DIRECTIVE: All of the data should be repeated exactly; pictures are not part of the copy.
===== INPUT DATA =====
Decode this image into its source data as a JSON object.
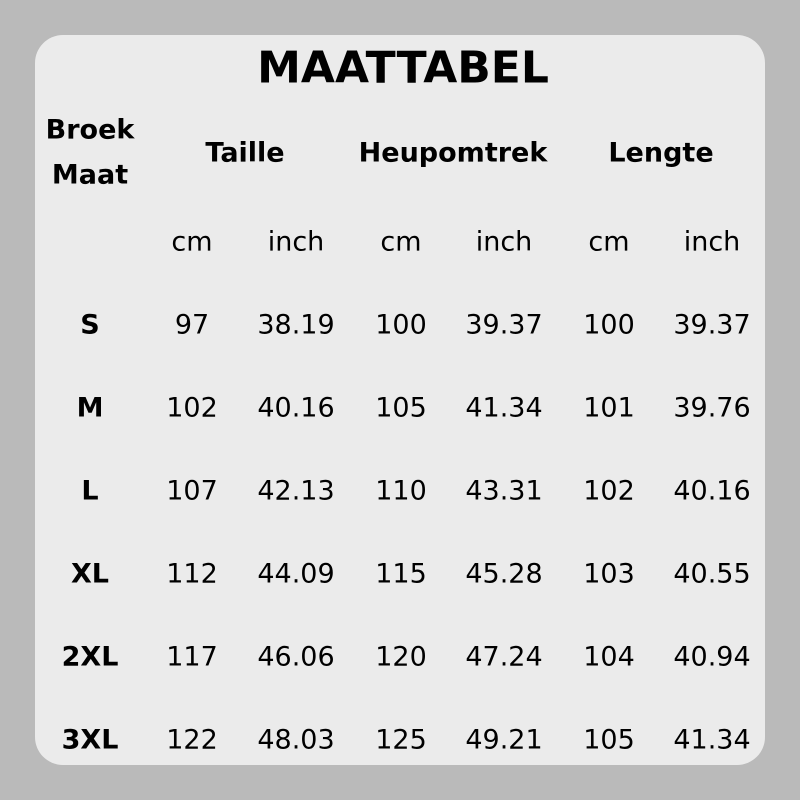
{
  "title": "MAATTABEL",
  "headers": {
    "size_line1": "Broek",
    "size_line2": "Maat",
    "groups": [
      "Taille",
      "Heupomtrek",
      "Lengte"
    ]
  },
  "units": [
    "cm",
    "inch",
    "cm",
    "inch",
    "cm",
    "inch"
  ],
  "rows": [
    {
      "size": "S",
      "values": [
        "97",
        "38.19",
        "100",
        "39.37",
        "100",
        "39.37"
      ]
    },
    {
      "size": "M",
      "values": [
        "102",
        "40.16",
        "105",
        "41.34",
        "101",
        "39.76"
      ]
    },
    {
      "size": "L",
      "values": [
        "107",
        "42.13",
        "110",
        "43.31",
        "102",
        "40.16"
      ]
    },
    {
      "size": "XL",
      "values": [
        "112",
        "44.09",
        "115",
        "45.28",
        "103",
        "40.55"
      ]
    },
    {
      "size": "2XL",
      "values": [
        "117",
        "46.06",
        "120",
        "47.24",
        "104",
        "40.94"
      ]
    },
    {
      "size": "3XL",
      "values": [
        "122",
        "48.03",
        "125",
        "49.21",
        "105",
        "41.34"
      ]
    }
  ],
  "colors": {
    "background": "#bababa",
    "card": "#ebebeb",
    "text": "#000000"
  }
}
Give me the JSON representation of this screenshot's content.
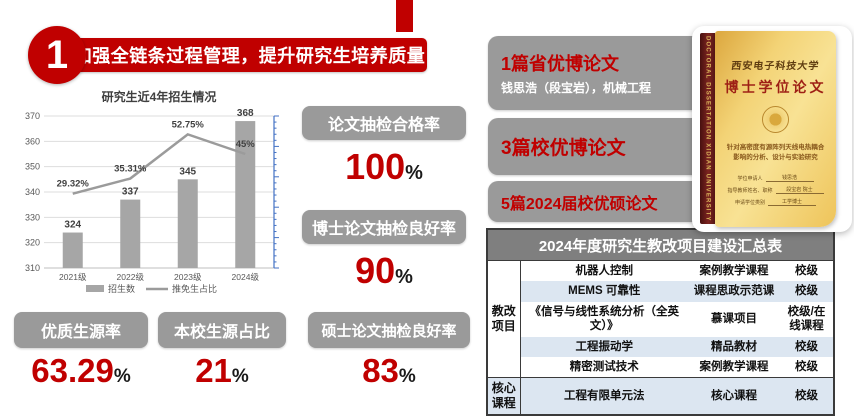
{
  "colors": {
    "accent_red": "#C00000",
    "box_gray": "#9A9A9A",
    "bar_gray": "#A6A6A6",
    "table_header_gray": "#7F7F7F",
    "table_alt_row": "#DCE6F1",
    "secondary_axis_blue": "#4472C4"
  },
  "header": {
    "badge": "1",
    "title": "加强全链条过程管理，提升研究生培养质量"
  },
  "chart_data": {
    "type": "bar",
    "title": "研究生近4年招生情况",
    "categories": [
      "2021级",
      "2022级",
      "2023级",
      "2024级"
    ],
    "series": [
      {
        "name": "招生数",
        "type": "bar",
        "values": [
          324,
          337,
          345,
          368
        ],
        "labels": [
          "324",
          "337",
          "345",
          "368"
        ],
        "color": "#A6A6A6",
        "axis": "left"
      },
      {
        "name": "推免生占比",
        "type": "line",
        "values": [
          29.32,
          35.31,
          52.75,
          45
        ],
        "labels": [
          "29.32%",
          "35.31%",
          "52.75%",
          "45%"
        ],
        "color": "#A6A6A6",
        "axis": "right"
      }
    ],
    "left_axis": {
      "min": 310,
      "max": 370,
      "step": 10
    },
    "right_axis": {
      "min": 0,
      "max": 60,
      "color": "#4472C4",
      "labels_visible": false
    },
    "grid": true,
    "legend_position": "bottom"
  },
  "stats": {
    "pass_rate": {
      "label": "论文抽检合格率",
      "value": "100",
      "unit": "%"
    },
    "phd_good": {
      "label": "博士论文抽检良好率",
      "value": "90",
      "unit": "%"
    },
    "quality_source": {
      "label": "优质生源率",
      "value": "63.29",
      "unit": "%"
    },
    "local_source": {
      "label": "本校生源占比",
      "value": "21",
      "unit": "%"
    },
    "master_good": {
      "label": "硕士论文抽检良好率",
      "value": "83",
      "unit": "%"
    }
  },
  "awards": [
    {
      "title": "1篇省优博论文",
      "subtitle": "钱思浩（段宝岩），机械工程"
    },
    {
      "title": "3篇校优博论文",
      "subtitle": ""
    },
    {
      "title": "5篇2024届校优硕论文",
      "subtitle": ""
    }
  ],
  "thesis_cover": {
    "spine_text": "DOCTORAL DISSERTATION XIDIAN UNIVERSITY",
    "university": "西安电子科技大学",
    "title": "博士学位论文",
    "subject": "针对高密度有源阵列天线电热耦合影响的分析、设计与实验研究",
    "fields": [
      {
        "label": "学位申请人",
        "value": "钱思浩"
      },
      {
        "label": "指导教师姓名、职称",
        "value": "段宝岩 院士"
      },
      {
        "label": "申请学位类别",
        "value": "工学博士"
      }
    ]
  },
  "table": {
    "title": "2024年度研究生教改项目建设汇总表",
    "groups": [
      {
        "label": "教改项目",
        "rows": [
          [
            "机器人控制",
            "案例教学课程",
            "校级"
          ],
          [
            "MEMS 可靠性",
            "课程思政示范课",
            "校级"
          ],
          [
            "《信号与线性系统分析（全英文）》",
            "慕课项目",
            "校级/在线课程"
          ],
          [
            "工程振动学",
            "精品教材",
            "校级"
          ],
          [
            "精密测试技术",
            "案例教学课程",
            "校级"
          ]
        ]
      },
      {
        "label": "核心课程",
        "rows": [
          [
            "工程有限单元法",
            "核心课程",
            "校级"
          ]
        ]
      }
    ]
  }
}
=====
RESPONSE:
Decode this image into its source data as a JSON object.
{
  "title": "MAATTABEL",
  "headers": {
    "size_line1": "Broek",
    "size_line2": "Maat",
    "groups": [
      "Taille",
      "Heupomtrek",
      "Lengte"
    ]
  },
  "units": [
    "cm",
    "inch",
    "cm",
    "inch",
    "cm",
    "inch"
  ],
  "rows": [
    {
      "size": "S",
      "values": [
        "97",
        "38.19",
        "100",
        "39.37",
        "100",
        "39.37"
      ]
    },
    {
      "size": "M",
      "values": [
        "102",
        "40.16",
        "105",
        "41.34",
        "101",
        "39.76"
      ]
    },
    {
      "size": "L",
      "values": [
        "107",
        "42.13",
        "110",
        "43.31",
        "102",
        "40.16"
      ]
    },
    {
      "size": "XL",
      "values": [
        "112",
        "44.09",
        "115",
        "45.28",
        "103",
        "40.55"
      ]
    },
    {
      "size": "2XL",
      "values": [
        "117",
        "46.06",
        "120",
        "47.24",
        "104",
        "40.94"
      ]
    },
    {
      "size": "3XL",
      "values": [
        "122",
        "48.03",
        "125",
        "49.21",
        "105",
        "41.34"
      ]
    }
  ],
  "colors": {
    "background": "#bababa",
    "card": "#ebebeb",
    "text": "#000000"
  }
}
Give me the JSON representation of this screenshot's content.
{
  "colors": {
    "accent_red": "#C00000",
    "box_gray": "#9A9A9A",
    "bar_gray": "#A6A6A6",
    "table_header_gray": "#7F7F7F",
    "table_alt_row": "#DCE6F1",
    "secondary_axis_blue": "#4472C4"
  },
  "header": {
    "badge": "1",
    "title": "加强全链条过程管理，提升研究生培养质量"
  },
  "chart_data": {
    "type": "bar",
    "title": "研究生近4年招生情况",
    "categories": [
      "2021级",
      "2022级",
      "2023级",
      "2024级"
    ],
    "series": [
      {
        "name": "招生数",
        "type": "bar",
        "values": [
          324,
          337,
          345,
          368
        ],
        "labels": [
          "324",
          "337",
          "345",
          "368"
        ],
        "color": "#A6A6A6",
        "axis": "left"
      },
      {
        "name": "推免生占比",
        "type": "line",
        "values": [
          29.32,
          35.31,
          52.75,
          45
        ],
        "labels": [
          "29.32%",
          "35.31%",
          "52.75%",
          "45%"
        ],
        "color": "#A6A6A6",
        "axis": "right"
      }
    ],
    "left_axis": {
      "min": 310,
      "max": 370,
      "step": 10
    },
    "right_axis": {
      "min": 0,
      "max": 60,
      "color": "#4472C4",
      "labels_visible": false
    },
    "grid": true,
    "legend_position": "bottom"
  },
  "stats": {
    "pass_rate": {
      "label": "论文抽检合格率",
      "value": "100",
      "unit": "%"
    },
    "phd_good": {
      "label": "博士论文抽检良好率",
      "value": "90",
      "unit": "%"
    },
    "quality_source": {
      "label": "优质生源率",
      "value": "63.29",
      "unit": "%"
    },
    "local_source": {
      "label": "本校生源占比",
      "value": "21",
      "unit": "%"
    },
    "master_good": {
      "label": "硕士论文抽检良好率",
      "value": "83",
      "unit": "%"
    }
  },
  "awards": [
    {
      "title": "1篇省优博论文",
      "subtitle": "钱思浩（段宝岩），机械工程"
    },
    {
      "title": "3篇校优博论文",
      "subtitle": ""
    },
    {
      "title": "5篇2024届校优硕论文",
      "subtitle": ""
    }
  ],
  "thesis_cover": {
    "spine_text": "DOCTORAL DISSERTATION XIDIAN UNIVERSITY",
    "university": "西安电子科技大学",
    "title": "博士学位论文",
    "subject": "针对高密度有源阵列天线电热耦合影响的分析、设计与实验研究",
    "fields": [
      {
        "label": "学位申请人",
        "value": "钱思浩"
      },
      {
        "label": "指导教师姓名、职称",
        "value": "段宝岩 院士"
      },
      {
        "label": "申请学位类别",
        "value": "工学博士"
      }
    ]
  },
  "table": {
    "title": "2024年度研究生教改项目建设汇总表",
    "groups": [
      {
        "label": "教改项目",
        "rows": [
          [
            "机器人控制",
            "案例教学课程",
            "校级"
          ],
          [
            "MEMS 可靠性",
            "课程思政示范课",
            "校级"
          ],
          [
            "《信号与线性系统分析（全英文）》",
            "慕课项目",
            "校级/在线课程"
          ],
          [
            "工程振动学",
            "精品教材",
            "校级"
          ],
          [
            "精密测试技术",
            "案例教学课程",
            "校级"
          ]
        ]
      },
      {
        "label": "核心课程",
        "rows": [
          [
            "工程有限单元法",
            "核心课程",
            "校级"
          ]
        ]
      }
    ]
  }
}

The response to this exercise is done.